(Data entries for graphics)
################
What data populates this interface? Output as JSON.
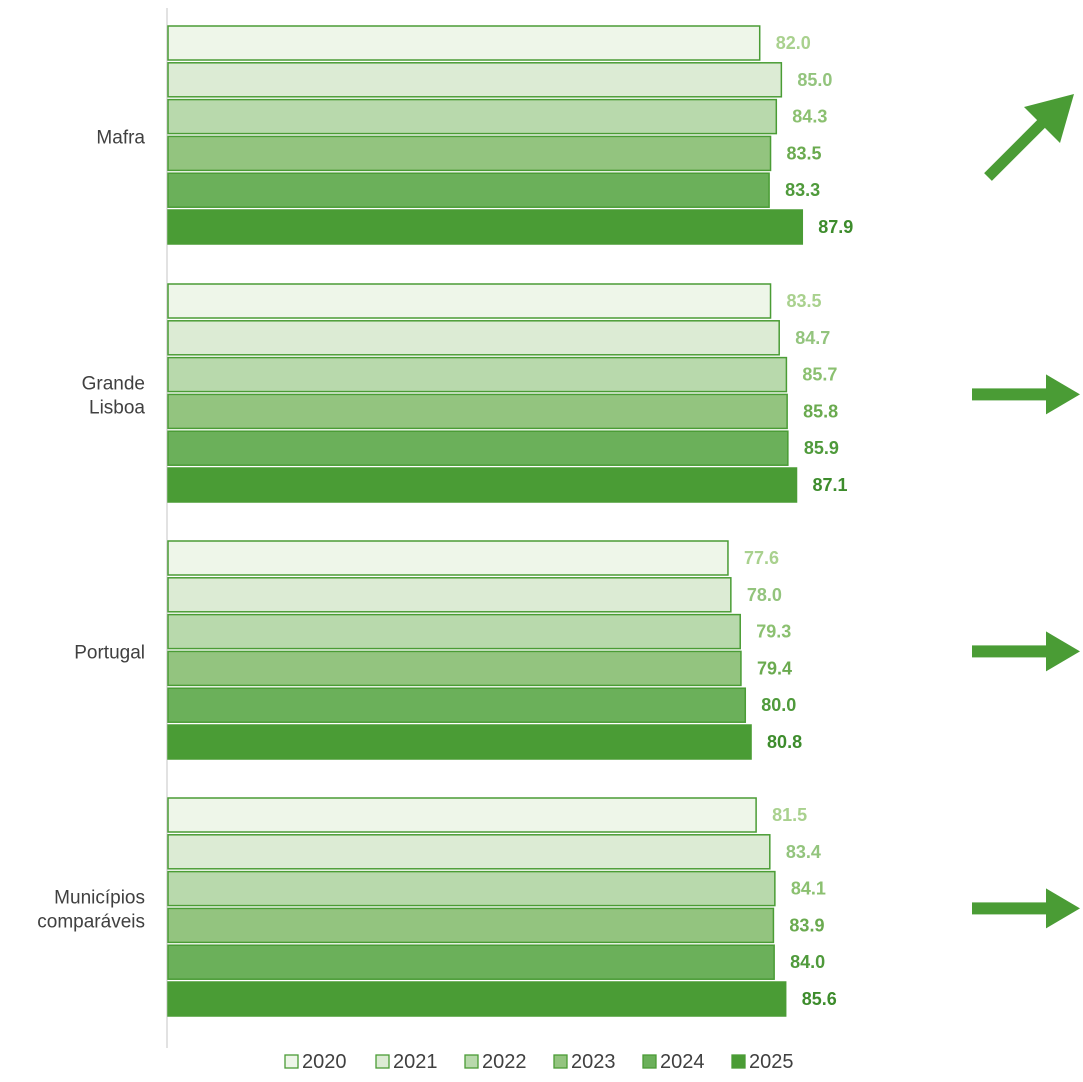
{
  "chart_data": {
    "type": "bar",
    "orientation": "horizontal",
    "categories": [
      [
        "Mafra"
      ],
      [
        "Grande",
        "Lisboa"
      ],
      [
        "Portugal"
      ],
      [
        "Municípios",
        "comparáveis"
      ]
    ],
    "series": [
      {
        "name": "2020",
        "values": [
          82.0,
          83.5,
          77.6,
          81.5
        ],
        "fill": "#eef6e9",
        "label_color": "#a9d18e"
      },
      {
        "name": "2021",
        "values": [
          85.0,
          84.7,
          78.0,
          83.4
        ],
        "fill": "#dcebd4",
        "label_color": "#93c47d"
      },
      {
        "name": "2022",
        "values": [
          84.3,
          85.7,
          79.3,
          84.1
        ],
        "fill": "#b8d9ac",
        "label_color": "#8bc070"
      },
      {
        "name": "2023",
        "values": [
          83.5,
          85.8,
          79.4,
          83.9
        ],
        "fill": "#93c47f",
        "label_color": "#6aaa4f"
      },
      {
        "name": "2024",
        "values": [
          83.3,
          85.9,
          80.0,
          84.0
        ],
        "fill": "#6bb05a",
        "label_color": "#4f9a3b"
      },
      {
        "name": "2025",
        "values": [
          87.9,
          87.1,
          80.8,
          85.6
        ],
        "fill": "#4a9c35",
        "label_color": "#3d8c2c"
      }
    ],
    "value_labels": [
      [
        "82.0",
        "85.0",
        "84.3",
        "83.5",
        "83.3",
        "87.9"
      ],
      [
        "83.5",
        "84.7",
        "85.7",
        "85.8",
        "85.9",
        "87.1"
      ],
      [
        "77.6",
        "78.0",
        "79.3",
        "79.4",
        "80.0",
        "80.8"
      ],
      [
        "81.5",
        "83.4",
        "84.1",
        "83.9",
        "84.0",
        "85.6"
      ]
    ],
    "trend_arrows": [
      "up",
      "right",
      "right",
      "right"
    ],
    "xlim": [
      0,
      100
    ],
    "legend_position": "bottom",
    "grid": false,
    "title": "",
    "xlabel": "",
    "ylabel": "",
    "colors": {
      "border": "#4a9c35",
      "axis": "#d9d9d9",
      "arrow": "#4a9c35"
    }
  }
}
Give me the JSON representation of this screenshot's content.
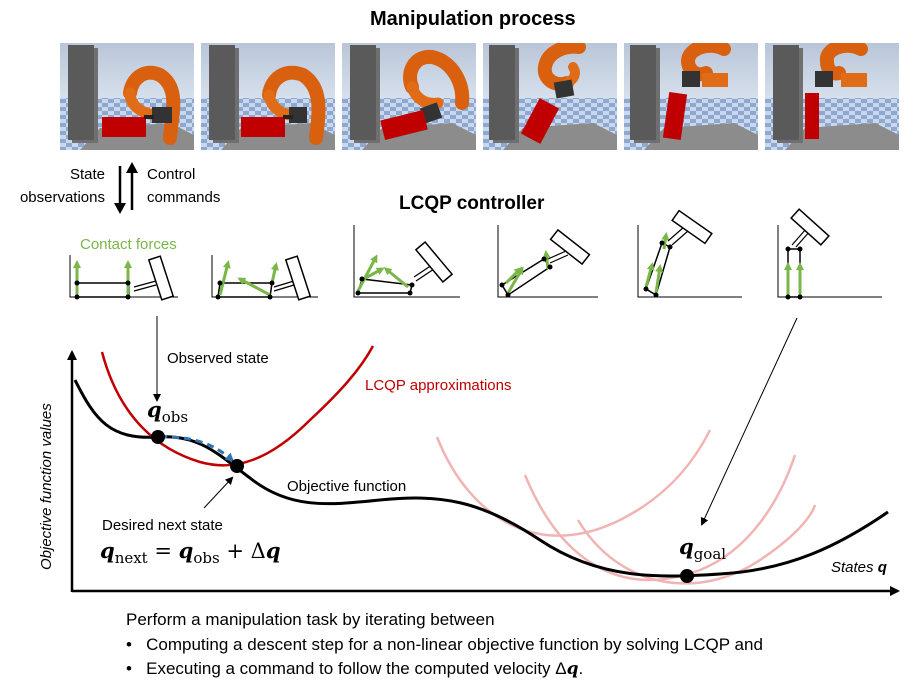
{
  "header": {
    "title": "Manipulation process"
  },
  "frames": [
    {
      "name": "frame-1"
    },
    {
      "name": "frame-2"
    },
    {
      "name": "frame-3"
    },
    {
      "name": "frame-4"
    },
    {
      "name": "frame-5"
    },
    {
      "name": "frame-6"
    }
  ],
  "loop": {
    "state_line1": "State",
    "state_line2": "observations",
    "control_line1": "Control",
    "control_line2": "commands"
  },
  "controller": {
    "title": "LCQP controller",
    "contact_forces": "Contact forces"
  },
  "plot": {
    "ylabel": "Objective function values",
    "xlabel_text": "States ",
    "xlabel_var": "q",
    "observed_state": "Observed state",
    "lcqp_approx": "LCQP approximations",
    "objective": "Objective function",
    "desired_next": "Desired next state",
    "q_obs_var": "q",
    "q_obs_sub": "obs",
    "q_goal_var": "q",
    "q_goal_sub": "goal",
    "eq_lhs_var": "q",
    "eq_lhs_sub": "next",
    "eq_eq": " = ",
    "eq_rhs_var": "q",
    "eq_rhs_sub": "obs",
    "eq_plus": " + Δ",
    "eq_dq": "q"
  },
  "summary": {
    "intro": "Perform a manipulation task by iterating between",
    "bullet1": "Computing a descent step for a non-linear objective function by solving LCQP and",
    "bullet2_text": "Executing a command to follow the computed velocity Δ",
    "bullet2_var": "q",
    "bullet2_end": "."
  },
  "colors": {
    "objective": "#000000",
    "approx": "#c00000",
    "approx_faded": "#f0b4b4",
    "descent": "#2e75b6",
    "force": "#7ab648",
    "robot": "#d9600f",
    "box": "#c00000"
  }
}
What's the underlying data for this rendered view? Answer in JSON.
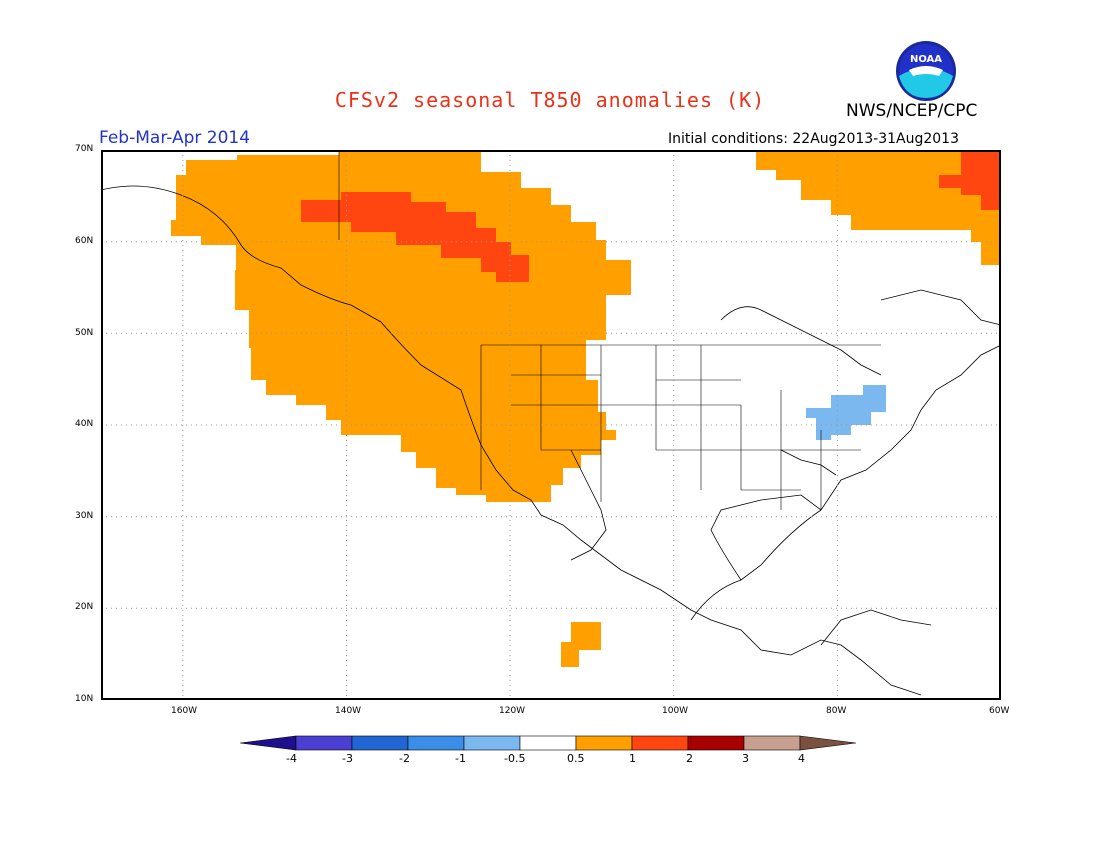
{
  "title": "CFSv2 seasonal T850 anomalies (K)",
  "agency": "NWS/NCEP/CPC",
  "period": "Feb-Mar-Apr 2014",
  "initial_conditions": "Initial conditions: 22Aug2013-31Aug2013",
  "logo": {
    "icon": "noaa-logo-icon",
    "text": "NOAA"
  },
  "lat_ticks": [
    "70N",
    "60N",
    "50N",
    "40N",
    "30N",
    "20N",
    "10N"
  ],
  "lon_ticks": [
    "160W",
    "140W",
    "120W",
    "100W",
    "80W",
    "60W"
  ],
  "colorbar": {
    "colors": [
      "#1e0f8c",
      "#4a3fd0",
      "#2266d4",
      "#3a8ee8",
      "#7cb8f0",
      "#ffffff",
      "#ffa000",
      "#ff4610",
      "#a80000",
      "#c8a090",
      "#7a5040"
    ],
    "labels": [
      "-4",
      "-3",
      "-2",
      "-1",
      "-0.5",
      "0.5",
      "1",
      "2",
      "3",
      "4"
    ]
  },
  "colors": {
    "title": "#e8321a",
    "period": "#2233cc",
    "warm1": "#ffa000",
    "warm2": "#ff4610",
    "cool1": "#7cb8f0",
    "grid": "#999999"
  }
}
################
§ EXERCISE BRIEF
Wherever a line in the data above holds "this", copy that line.

§ SOLVED EXERCISE
What data populates this interface? Output as JSON.
Give me the JSON representation of this screenshot's content.
What's the underlying data for this rendered view? Answer in JSON.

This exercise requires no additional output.